── Recorded information ──

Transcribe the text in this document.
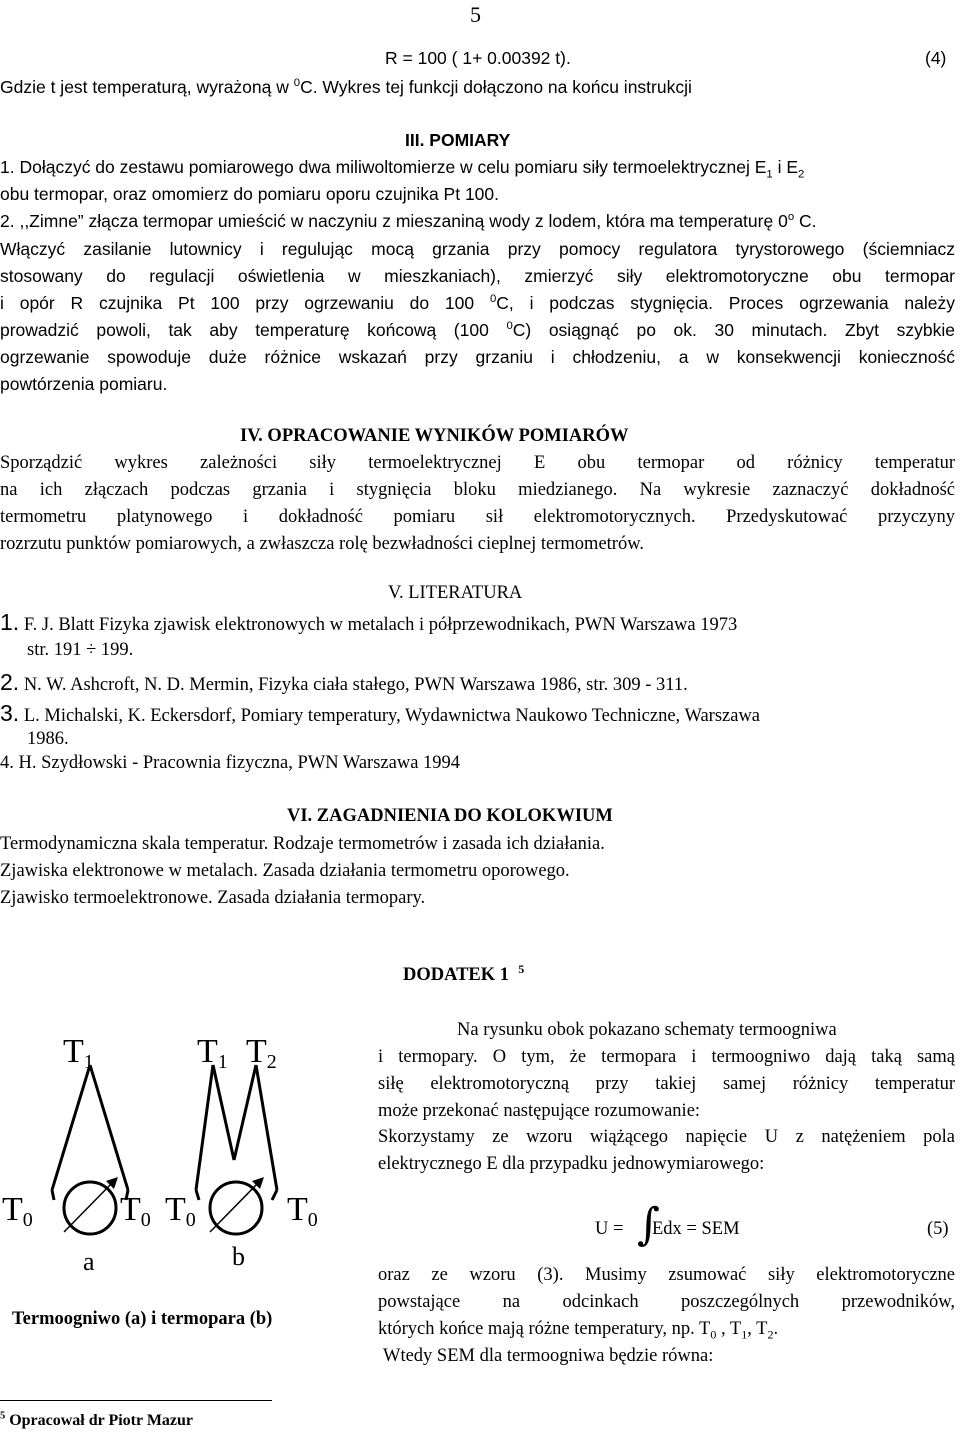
5
R = 100 ( 1+ 0.00392 t).	(4)
Gdzie t jest temperaturą, wyrażoną w $^0$C. Wykres tej funkcji dołączono na końcu instrukcji
III. POMIARY
1. Dołączyć do zestawu pomiarowego dwa miliwoltomierze w celu pomiaru siły termoelektrycznej $E_1$ i $E_2$
obu termopar, oraz omomierz do pomiaru oporu czujnika Pt 100.
2. ,,Zimne” złącza termopar umieścić w naczyniu z mieszaniną wody z lodem, która ma temperaturę 0$^o$ C.
Włączyć zasilanie lutownicy i regulując mocą grzania przy pomocy regulatora tyrystorowego (ściemniacz
stosowany do regulacji oświetlenia w mieszkaniach), zmierzyć siły elektromotoryczne obu termopar
i opór R czujnika Pt 100 przy ogrzewaniu do 100 $^0$C, i podczas stygnięcia. Proces ogrzewania należy
prowadzić powoli, tak aby temperaturę końcową (100 $^0$C) osiągnąć po ok. 30 minutach. Zbyt szybkie
ogrzewanie spowoduje duże różnice wskazań przy grzaniu i chłodzeniu, a w konsekwencji konieczność
powtórzenia pomiaru.
IV. OPRACOWANIE WYNIKÓW POMIARÓW
Sporządzić wykres zależności siły termoelektrycznej E obu termopar od różnicy temperatur
na ich złączach podczas grzania i stygnięcia bloku miedzianego. Na wykresie zaznaczyć dokładność
termometru platynowego i dokładność pomiaru sił elektromotorycznych. Przedyskutować przyczyny
rozrzutu punktów pomiarowych, a zwłaszcza rolę bezwładności cieplnej termometrów.
V. LITERATURA
1. F. J. Blatt Fizyka zjawisk elektronowych w metalach i półprzewodnikach, PWN Warszawa 1973
str. 191 ÷ 199.
2. N. W. Ashcroft, N. D. Mermin, Fizyka ciała stałego, PWN Warszawa 1986, str. 309 - 311.
3. L. Michalski, K. Eckersdorf, Pomiary temperatury, Wydawnictwa Naukowo Techniczne, Warszawa
1986.
4. H. Szydłowski - Pracownia fizyczna, PWN Warszawa 1994
VI. ZAGADNIENIA DO KOLOKWIUM
Termodynamiczna skala temperatur. Rodzaje termometrów i zasada ich działania.
Zjawiska elektronowe w metalach. Zasada działania termometru oporowego.
Zjawisko termoelektronowe. Zasada działania termopary.
DODATEK 1 $^5$
Na rysunku obok pokazano schematy termoogniwa
i termopary. O tym, że termopara i termoogniwo dają taką samą
siłę elektromotoryczną przy takiej samej różnicy temperatur
może przekonać następujące rozumowanie:
Skorzystamy ze wzoru wiążącego napięcie U z natężeniem pola
elektrycznego E dla przypadku jednowymiarowego:
U = ∫
Edx = SEM	(5)
oraz ze wzoru (3). Musimy zsumować siły elektromotoryczne
powstające na odcinkach poszczególnych przewodników,
których końce mają różne temperatury, np. $T_0$ , $T_1$, $T_2$.
Wtedy SEM dla termoogniwa będzie równa:
T1	T1 T2
T0	T0 T0	T0
a	b
Termoogniwo (a) i termopara (b)
$^5$ Opracował dr Piotr Mazur
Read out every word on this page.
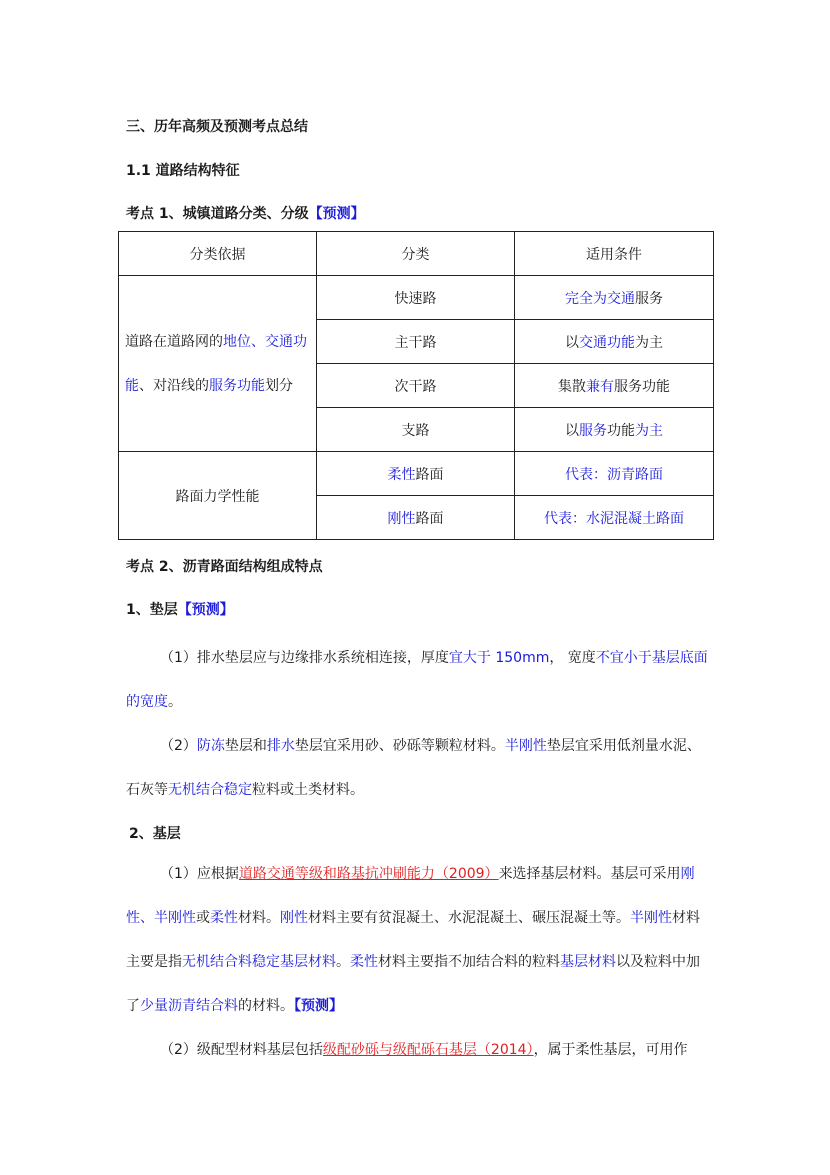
三、历年高频及预测考点总结
1.1 道路结构特征
考点 1、城镇道路分类、分级【预测】
分类依据	分类	适用条件
道路在道路网的地位、交通功能、对沿线的服务功能划分	快速路	完全为交通服务
	主干路	以交通功能为主
	次干路	集散兼有服务功能
	支路	以服务功能为主
路面力学性能	柔性路面	代表：沥青路面
	刚性路面	代表：水泥混凝土路面
考点 2、沥青路面结构组成特点
1、垫层【预测】
（1）排水垫层应与边缘排水系统相连接，厚度宜大于 150mm， 宽度不宜小于基层底面的宽度。
（2）防冻垫层和排水垫层宜采用砂、砂砾等颗粒材料。半刚性垫层宜采用低剂量水泥、石灰等无机结合稳定粒料或土类材料。
2、基层
（1）应根据道路交通等级和路基抗冲刷能力（2009）来选择基层材料。基层可采用刚性、半刚性或柔性材料。刚性材料主要有贫混凝土、水泥混凝土、碾压混凝土等。半刚性材料主要是指无机结合料稳定基层材料。柔性材料主要指不加结合料的粒料基层材料以及粒料中加了少量沥青结合料的材料。【预测】
（2）级配型材料基层包括级配砂砾与级配砾石基层（2014），属于柔性基层，可用作
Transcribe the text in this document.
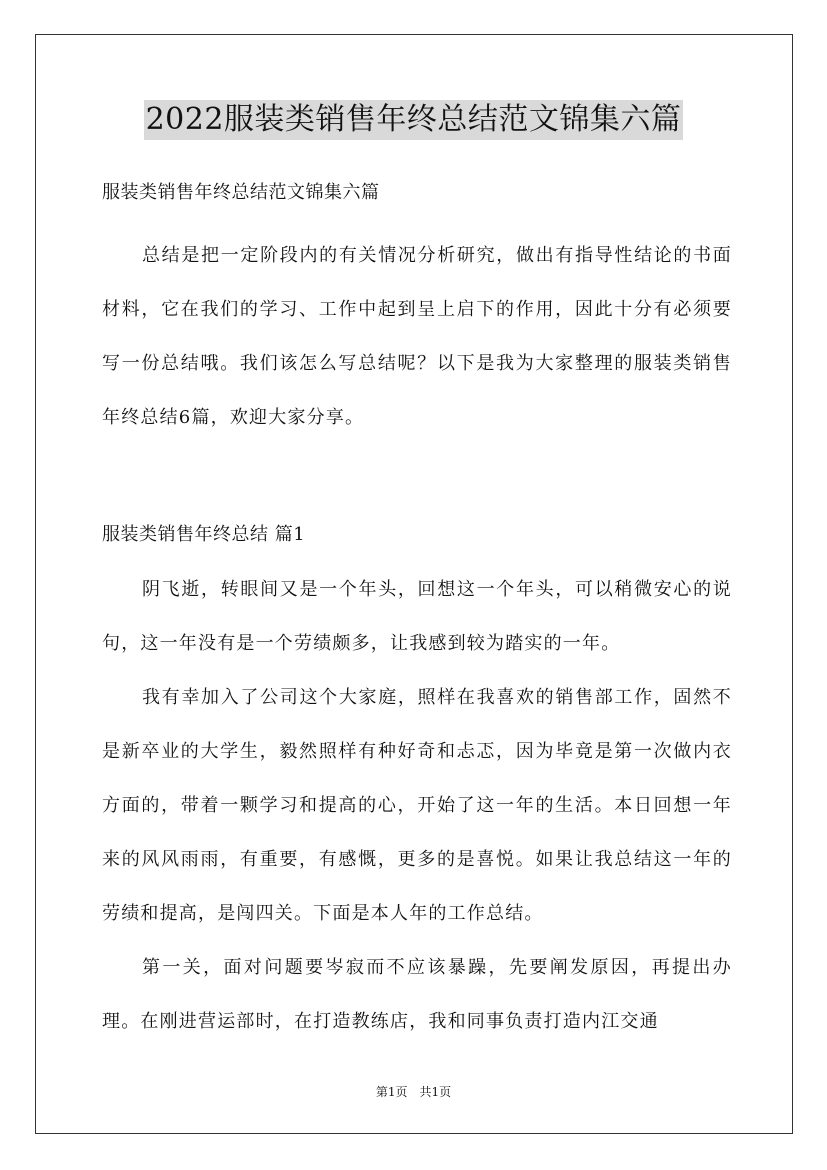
2022服装类销售年终总结范文锦集六篇

服装类销售年终总结范文锦集六篇

总结是把一定阶段内的有关情况分析研究，做出有指导性结论的书面材料，它在我们的学习、工作中起到呈上启下的作用，因此十分有必须要写一份总结哦。我们该怎么写总结呢？以下是我为大家整理的服装类销售年终总结6篇，欢迎大家分享。

服装类销售年终总结 篇1

阴飞逝，转眼间又是一个年头，回想这一个年头，可以稍微安心的说句，这一年没有是一个劳绩颇多，让我感到较为踏实的一年。

我有幸加入了公司这个大家庭，照样在我喜欢的销售部工作，固然不是新卒业的大学生，毅然照样有种好奇和忐忑，因为毕竟是第一次做内衣方面的，带着一颗学习和提高的心，开始了这一年的生活。本日回想一年来的风风雨雨，有重要，有感慨，更多的是喜悦。如果让我总结这一年的劳绩和提高，是闯四关。下面是本人年的工作总结。

第一关，面对问题要岑寂而不应该暴躁，先要阐发原因，再提出办理。在刚进营运部时，在打造教练店，我和同事负责打造内江交通

第1页　共1页
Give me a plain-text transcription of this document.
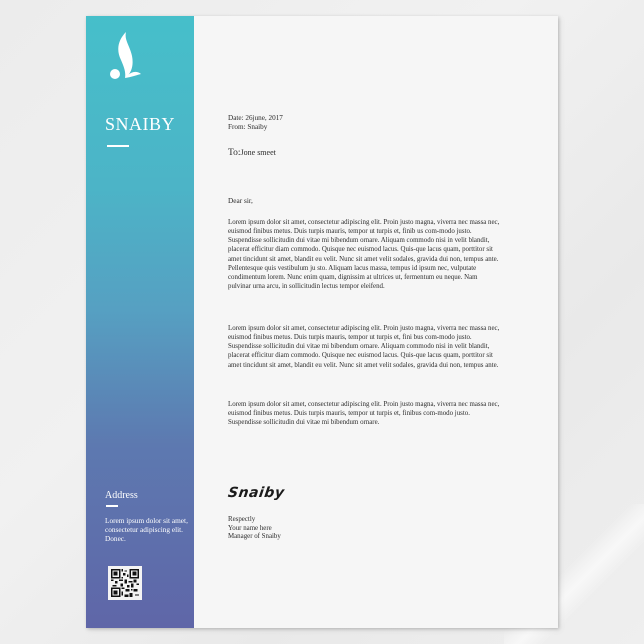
SNAIBY
Address
Lorem ipsum dolor sit amet, consectetur adipiscing elit. Donec.
Date: 26june, 2017
From: Snaiby
To:Jone smeet
Dear sir,
Lorem ipsum dolor sit amet, consectetur adipiscing elit. Proin justo magna, viverra nec massa nec, euismod finibus metus. Duis turpis mauris, tempor ut turpis et, finib us com-modo justo. Suspendisse sollicitudin dui vitae mi bibendum ornare. Aliquam commodo nisi in velit blandit, placerat efficitur diam commodo. Quisque nec euismod lacus. Quis-que lacus quam, porttitor sit amet tincidunt sit amet, blandit eu velit. Nunc sit amet velit sodales, gravida dui non, tempus ante. Pellentesque quis vestibulum ju sto. Aliquam lacus massa, tempus id ipsum nec, vulputate condimentum lorem. Nunc enim quam, dignissim at ultrices ut, fermentum eu neque. Nam pulvinar urna arcu, in sollicitudin lectus tempor eleifend.
Lorem ipsum dolor sit amet, consectetur adipiscing elit. Proin justo magna, viverra nec massa nec, euismod finibus metus. Duis turpis mauris, tempor ut turpis et, fini bus com-modo justo. Suspendisse sollicitudin dui vitae mi bibendum ornare. Aliquam commodo nisi in velit blandit, placerat efficitur diam commodo. Quisque nec euismod lacus. Quis-que lacus quam, porttitor sit amet tincidunt sit amet, blandit eu velit. Nunc sit amet velit sodales, gravida dui non, tempus ante.
Lorem ipsum dolor sit amet, consectetur adipiscing elit. Proin justo magna, viverra nec massa nec, euismod finibus metus. Duis turpis mauris, tempor ut turpis et, finibus com-modo justo. Suspendisse sollicitudin dui vitae mi bibendum ornare.
Snaiby
Respectly
Your name here
Manager of Snaiby
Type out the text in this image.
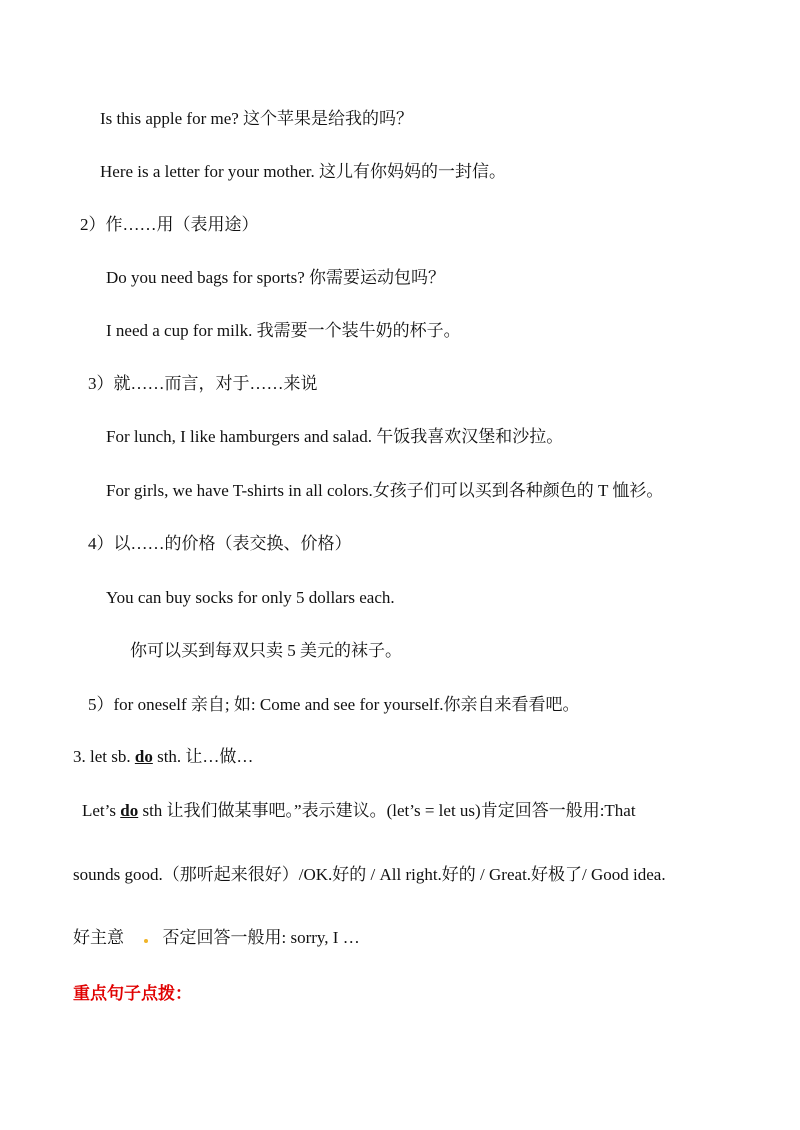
Is this apple for me? 这个苹果是给我的吗？
Here is a letter for your mother. 这儿有你妈妈的一封信。
2）作……用（表用途）
Do you need bags for sports? 你需要运动包吗？
I need a cup for milk. 我需要一个装牛奶的杯子。
3）就……而言，对于……来说
For lunch, I like hamburgers and salad. 午饭我喜欢汉堡和沙拉。
For girls, we have T-shirts in all colors.女孩子们可以买到各种颜色的 T 恤衫。
4）以……的价格（表交换、价格）
You can buy socks for only 5 dollars each.
你可以买到每双只卖 5 美元的袜子。
5）for oneself 亲自; 如: Come and see for yourself.你亲自来看看吧。
3. let sb. do sth. 让…做…
Let’s do sth 让我们做某事吧。”表示建议。(let’s = let us)肯定回答一般用:That
sounds good.（那听起来很好）/OK.好的 / All right.好的 / Great.好极了/ Good idea.
好主意 否定回答一般用: sorry, I …
重点句子点拨：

───

## [Work to complete]
Locate each line containing the string "need" and show it.

## [Answer to this problem]
Do you need bags for sports? 你需要运动包吗？
I need a cup for milk. 我需要一个装牛奶的杯子。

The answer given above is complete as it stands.